MATERIAL PROVIDED –
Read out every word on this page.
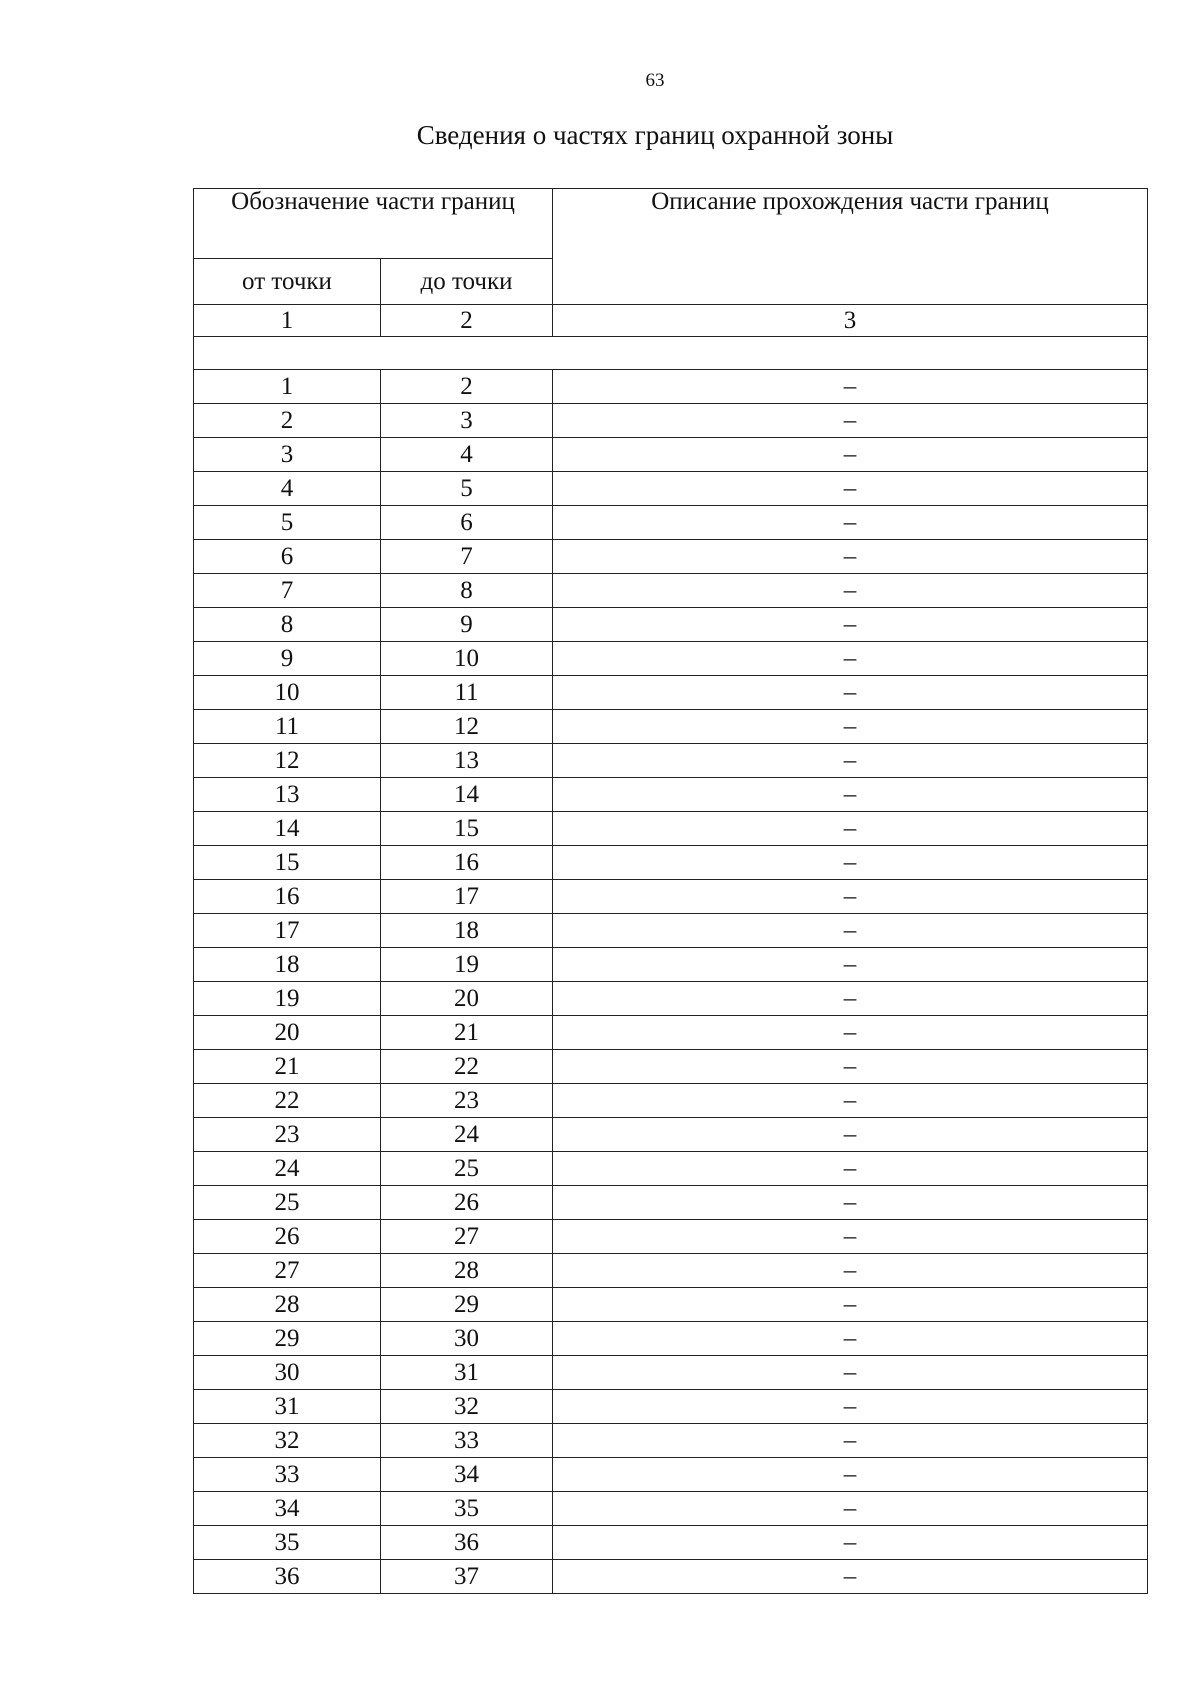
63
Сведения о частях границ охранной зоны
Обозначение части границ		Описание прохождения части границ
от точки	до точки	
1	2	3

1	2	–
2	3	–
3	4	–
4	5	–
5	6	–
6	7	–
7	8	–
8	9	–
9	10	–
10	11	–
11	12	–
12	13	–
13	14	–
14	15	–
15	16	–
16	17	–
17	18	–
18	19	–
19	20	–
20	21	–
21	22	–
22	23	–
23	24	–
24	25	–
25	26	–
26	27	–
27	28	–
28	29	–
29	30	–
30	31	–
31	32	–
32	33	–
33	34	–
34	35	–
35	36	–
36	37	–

TO DO – All records should be output exactly, with the pictures left out.

FINAL RESULT –
Read out every word on this page.
63
Сведения о частях границ охранной зоны
Обозначение части границ		Описание прохождения части границ
от точки	до точки	
1	2	3

1	2	–
2	3	–
3	4	–
4	5	–
5	6	–
6	7	–
7	8	–
8	9	–
9	10	–
10	11	–
11	12	–
12	13	–
13	14	–
14	15	–
15	16	–
16	17	–
17	18	–
18	19	–
19	20	–
20	21	–
21	22	–
22	23	–
23	24	–
24	25	–
25	26	–
26	27	–
27	28	–
28	29	–
29	30	–
30	31	–
31	32	–
32	33	–
33	34	–
34	35	–
35	36	–
36	37	–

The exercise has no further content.